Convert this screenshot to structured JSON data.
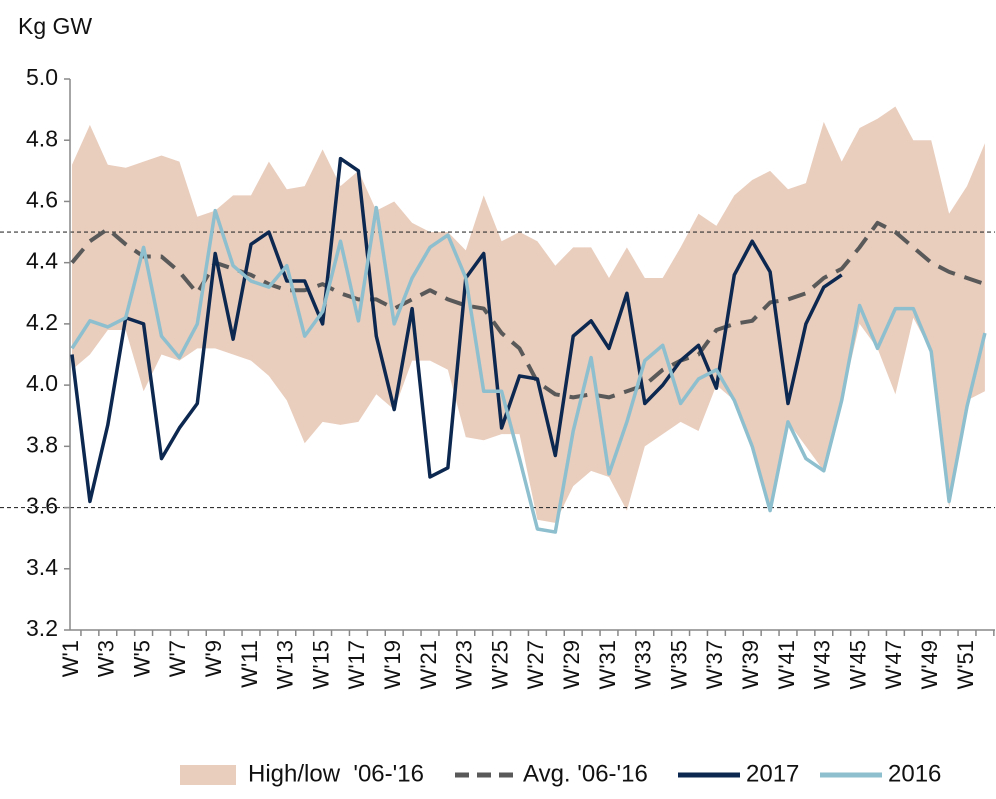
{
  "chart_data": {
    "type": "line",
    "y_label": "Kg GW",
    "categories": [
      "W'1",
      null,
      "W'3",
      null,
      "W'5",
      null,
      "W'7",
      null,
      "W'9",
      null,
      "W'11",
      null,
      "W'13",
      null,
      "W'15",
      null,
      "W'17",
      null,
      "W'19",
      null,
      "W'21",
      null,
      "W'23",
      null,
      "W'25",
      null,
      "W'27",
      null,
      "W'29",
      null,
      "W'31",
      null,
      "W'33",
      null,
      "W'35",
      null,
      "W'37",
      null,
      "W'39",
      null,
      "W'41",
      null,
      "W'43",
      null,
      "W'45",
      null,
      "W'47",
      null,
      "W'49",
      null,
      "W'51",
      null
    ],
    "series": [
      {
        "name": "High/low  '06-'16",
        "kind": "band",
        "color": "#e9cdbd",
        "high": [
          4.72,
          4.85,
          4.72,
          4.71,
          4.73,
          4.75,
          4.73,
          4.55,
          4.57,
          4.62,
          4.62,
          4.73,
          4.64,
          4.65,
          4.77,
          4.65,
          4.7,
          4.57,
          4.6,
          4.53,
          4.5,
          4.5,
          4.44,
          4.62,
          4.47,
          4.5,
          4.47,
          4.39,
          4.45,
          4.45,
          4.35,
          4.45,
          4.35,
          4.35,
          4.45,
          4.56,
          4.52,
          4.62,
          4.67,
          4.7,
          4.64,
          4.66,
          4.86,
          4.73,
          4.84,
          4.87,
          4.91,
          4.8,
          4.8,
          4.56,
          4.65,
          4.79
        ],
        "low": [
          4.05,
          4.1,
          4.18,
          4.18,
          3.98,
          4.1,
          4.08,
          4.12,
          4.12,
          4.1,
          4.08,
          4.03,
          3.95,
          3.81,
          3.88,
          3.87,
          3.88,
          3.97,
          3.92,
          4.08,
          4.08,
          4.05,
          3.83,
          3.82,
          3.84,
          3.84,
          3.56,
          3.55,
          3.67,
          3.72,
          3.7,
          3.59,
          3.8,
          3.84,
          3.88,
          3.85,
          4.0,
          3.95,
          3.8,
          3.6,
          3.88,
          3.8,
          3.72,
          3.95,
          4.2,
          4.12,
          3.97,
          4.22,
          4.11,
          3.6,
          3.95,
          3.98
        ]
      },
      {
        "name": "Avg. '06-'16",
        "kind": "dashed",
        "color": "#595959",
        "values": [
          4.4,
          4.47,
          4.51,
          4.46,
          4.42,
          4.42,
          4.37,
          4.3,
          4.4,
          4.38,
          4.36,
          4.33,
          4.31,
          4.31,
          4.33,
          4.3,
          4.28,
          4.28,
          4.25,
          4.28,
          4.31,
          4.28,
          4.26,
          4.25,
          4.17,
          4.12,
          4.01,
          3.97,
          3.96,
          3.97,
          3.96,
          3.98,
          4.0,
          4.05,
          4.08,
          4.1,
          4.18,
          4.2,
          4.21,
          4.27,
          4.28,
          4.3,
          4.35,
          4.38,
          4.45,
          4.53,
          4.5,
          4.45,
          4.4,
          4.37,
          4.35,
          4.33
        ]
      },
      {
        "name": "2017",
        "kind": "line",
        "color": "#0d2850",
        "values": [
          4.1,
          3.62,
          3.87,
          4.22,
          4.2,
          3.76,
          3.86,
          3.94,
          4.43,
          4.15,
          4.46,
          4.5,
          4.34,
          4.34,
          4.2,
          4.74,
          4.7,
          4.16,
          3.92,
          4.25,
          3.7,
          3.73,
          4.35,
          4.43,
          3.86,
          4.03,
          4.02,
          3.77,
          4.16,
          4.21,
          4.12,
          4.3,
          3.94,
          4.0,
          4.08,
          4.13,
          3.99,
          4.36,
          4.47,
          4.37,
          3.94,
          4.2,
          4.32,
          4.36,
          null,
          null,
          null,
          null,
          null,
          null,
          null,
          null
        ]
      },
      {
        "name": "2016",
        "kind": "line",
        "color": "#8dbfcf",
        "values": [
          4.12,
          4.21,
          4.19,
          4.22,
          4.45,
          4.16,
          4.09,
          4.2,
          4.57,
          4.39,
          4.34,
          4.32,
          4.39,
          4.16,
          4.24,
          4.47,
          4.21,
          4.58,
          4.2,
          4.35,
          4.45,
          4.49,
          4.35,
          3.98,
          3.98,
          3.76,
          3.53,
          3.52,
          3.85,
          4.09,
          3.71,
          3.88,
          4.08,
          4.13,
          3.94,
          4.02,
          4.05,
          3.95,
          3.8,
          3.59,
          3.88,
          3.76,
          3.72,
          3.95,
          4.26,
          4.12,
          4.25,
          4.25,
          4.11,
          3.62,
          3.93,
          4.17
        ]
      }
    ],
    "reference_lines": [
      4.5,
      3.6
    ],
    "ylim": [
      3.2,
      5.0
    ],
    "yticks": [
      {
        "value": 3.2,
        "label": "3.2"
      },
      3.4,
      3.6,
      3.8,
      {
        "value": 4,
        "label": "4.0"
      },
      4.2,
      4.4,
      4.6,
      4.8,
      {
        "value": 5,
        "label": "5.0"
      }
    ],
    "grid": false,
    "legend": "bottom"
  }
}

---

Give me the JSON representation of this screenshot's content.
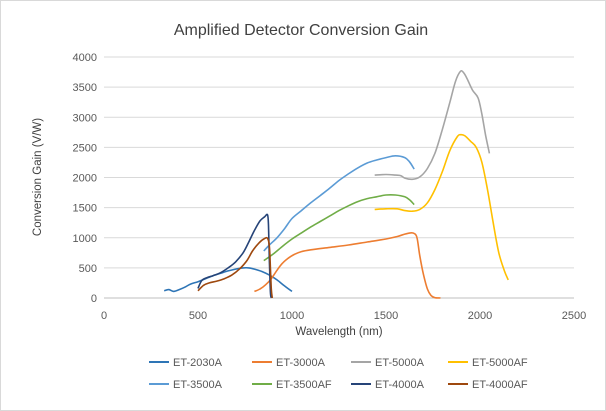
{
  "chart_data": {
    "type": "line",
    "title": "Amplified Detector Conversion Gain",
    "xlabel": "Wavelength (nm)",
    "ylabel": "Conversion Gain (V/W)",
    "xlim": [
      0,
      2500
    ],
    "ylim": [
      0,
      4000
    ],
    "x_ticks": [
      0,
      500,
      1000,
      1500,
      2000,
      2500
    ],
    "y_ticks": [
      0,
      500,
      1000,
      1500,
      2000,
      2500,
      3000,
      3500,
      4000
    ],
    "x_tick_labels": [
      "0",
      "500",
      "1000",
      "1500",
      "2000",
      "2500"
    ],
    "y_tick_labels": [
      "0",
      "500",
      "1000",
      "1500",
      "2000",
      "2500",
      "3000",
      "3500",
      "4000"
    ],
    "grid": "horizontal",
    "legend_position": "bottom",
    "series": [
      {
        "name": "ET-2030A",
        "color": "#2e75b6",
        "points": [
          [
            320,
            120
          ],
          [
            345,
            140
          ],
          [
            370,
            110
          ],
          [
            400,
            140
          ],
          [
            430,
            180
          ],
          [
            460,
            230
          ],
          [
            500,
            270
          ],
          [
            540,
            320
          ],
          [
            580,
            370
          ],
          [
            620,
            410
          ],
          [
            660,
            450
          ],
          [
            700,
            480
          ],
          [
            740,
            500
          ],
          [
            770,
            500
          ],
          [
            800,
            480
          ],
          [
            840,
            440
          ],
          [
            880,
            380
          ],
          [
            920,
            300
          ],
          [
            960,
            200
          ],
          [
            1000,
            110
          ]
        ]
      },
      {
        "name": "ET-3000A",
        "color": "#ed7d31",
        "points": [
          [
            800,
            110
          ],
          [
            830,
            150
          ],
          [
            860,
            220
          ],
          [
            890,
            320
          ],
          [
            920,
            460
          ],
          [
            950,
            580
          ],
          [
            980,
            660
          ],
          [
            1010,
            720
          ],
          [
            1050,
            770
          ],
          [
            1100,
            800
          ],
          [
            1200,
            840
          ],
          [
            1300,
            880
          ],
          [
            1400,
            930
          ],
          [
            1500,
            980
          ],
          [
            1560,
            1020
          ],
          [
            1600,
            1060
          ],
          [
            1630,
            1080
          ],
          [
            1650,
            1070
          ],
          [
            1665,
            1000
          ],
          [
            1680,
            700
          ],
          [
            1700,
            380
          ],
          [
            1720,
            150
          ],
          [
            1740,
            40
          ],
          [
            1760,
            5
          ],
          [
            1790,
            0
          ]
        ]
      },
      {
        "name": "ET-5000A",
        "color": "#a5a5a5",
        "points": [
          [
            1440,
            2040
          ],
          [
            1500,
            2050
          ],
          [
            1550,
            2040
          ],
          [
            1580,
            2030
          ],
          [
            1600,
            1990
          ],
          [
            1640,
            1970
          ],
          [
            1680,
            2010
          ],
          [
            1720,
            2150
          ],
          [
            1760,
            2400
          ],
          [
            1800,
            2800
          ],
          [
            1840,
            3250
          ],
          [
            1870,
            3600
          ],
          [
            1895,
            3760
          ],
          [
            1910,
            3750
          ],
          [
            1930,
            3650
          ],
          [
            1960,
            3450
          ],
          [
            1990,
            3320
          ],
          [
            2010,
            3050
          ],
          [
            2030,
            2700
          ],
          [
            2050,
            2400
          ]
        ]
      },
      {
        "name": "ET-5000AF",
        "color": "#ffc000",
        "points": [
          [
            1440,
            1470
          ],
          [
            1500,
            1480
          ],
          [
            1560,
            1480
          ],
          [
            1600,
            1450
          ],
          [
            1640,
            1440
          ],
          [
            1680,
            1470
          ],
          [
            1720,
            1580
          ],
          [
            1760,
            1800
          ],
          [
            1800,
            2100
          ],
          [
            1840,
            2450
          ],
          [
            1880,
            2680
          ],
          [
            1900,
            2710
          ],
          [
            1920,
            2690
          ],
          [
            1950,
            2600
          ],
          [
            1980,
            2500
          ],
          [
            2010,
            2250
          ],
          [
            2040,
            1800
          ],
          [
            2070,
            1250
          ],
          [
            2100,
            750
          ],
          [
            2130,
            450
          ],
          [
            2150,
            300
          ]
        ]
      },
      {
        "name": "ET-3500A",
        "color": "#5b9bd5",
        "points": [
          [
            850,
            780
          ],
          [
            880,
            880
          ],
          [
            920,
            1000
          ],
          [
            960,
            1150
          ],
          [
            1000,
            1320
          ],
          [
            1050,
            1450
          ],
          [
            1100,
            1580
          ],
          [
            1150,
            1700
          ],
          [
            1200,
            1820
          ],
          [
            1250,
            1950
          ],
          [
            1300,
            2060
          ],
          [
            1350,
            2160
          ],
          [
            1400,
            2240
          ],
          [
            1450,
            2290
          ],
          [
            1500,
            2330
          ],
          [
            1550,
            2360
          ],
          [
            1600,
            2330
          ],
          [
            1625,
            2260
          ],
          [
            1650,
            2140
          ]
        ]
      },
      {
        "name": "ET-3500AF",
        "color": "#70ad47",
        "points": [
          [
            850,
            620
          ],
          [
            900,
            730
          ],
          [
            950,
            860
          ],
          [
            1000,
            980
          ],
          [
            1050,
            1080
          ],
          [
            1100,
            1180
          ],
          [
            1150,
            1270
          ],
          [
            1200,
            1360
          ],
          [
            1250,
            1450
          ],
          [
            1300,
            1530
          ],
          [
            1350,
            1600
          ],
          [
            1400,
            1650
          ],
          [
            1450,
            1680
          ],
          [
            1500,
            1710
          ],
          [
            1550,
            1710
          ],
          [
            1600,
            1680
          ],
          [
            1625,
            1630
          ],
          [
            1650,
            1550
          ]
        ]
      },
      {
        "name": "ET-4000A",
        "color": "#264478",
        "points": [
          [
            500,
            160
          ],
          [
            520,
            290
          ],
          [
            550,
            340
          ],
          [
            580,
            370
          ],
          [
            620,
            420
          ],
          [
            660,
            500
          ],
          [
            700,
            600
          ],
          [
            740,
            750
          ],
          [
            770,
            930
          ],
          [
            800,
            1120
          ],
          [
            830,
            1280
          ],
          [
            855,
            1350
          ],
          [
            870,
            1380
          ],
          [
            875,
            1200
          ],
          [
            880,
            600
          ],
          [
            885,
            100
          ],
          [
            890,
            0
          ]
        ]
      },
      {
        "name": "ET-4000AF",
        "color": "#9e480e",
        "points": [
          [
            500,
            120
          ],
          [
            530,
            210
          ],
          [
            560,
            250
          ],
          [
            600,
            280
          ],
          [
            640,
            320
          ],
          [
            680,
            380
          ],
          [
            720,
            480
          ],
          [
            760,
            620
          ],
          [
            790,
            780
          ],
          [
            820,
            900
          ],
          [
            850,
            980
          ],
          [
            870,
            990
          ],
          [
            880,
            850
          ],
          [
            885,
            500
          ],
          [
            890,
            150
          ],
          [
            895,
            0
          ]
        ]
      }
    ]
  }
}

**What to produce:**
Sift the material for lines with the string "screenshot". Copy each one found.

**Expected output:**
Convert this screenshot to structured JSON data.
Give me the JSON representation of this screenshot's content.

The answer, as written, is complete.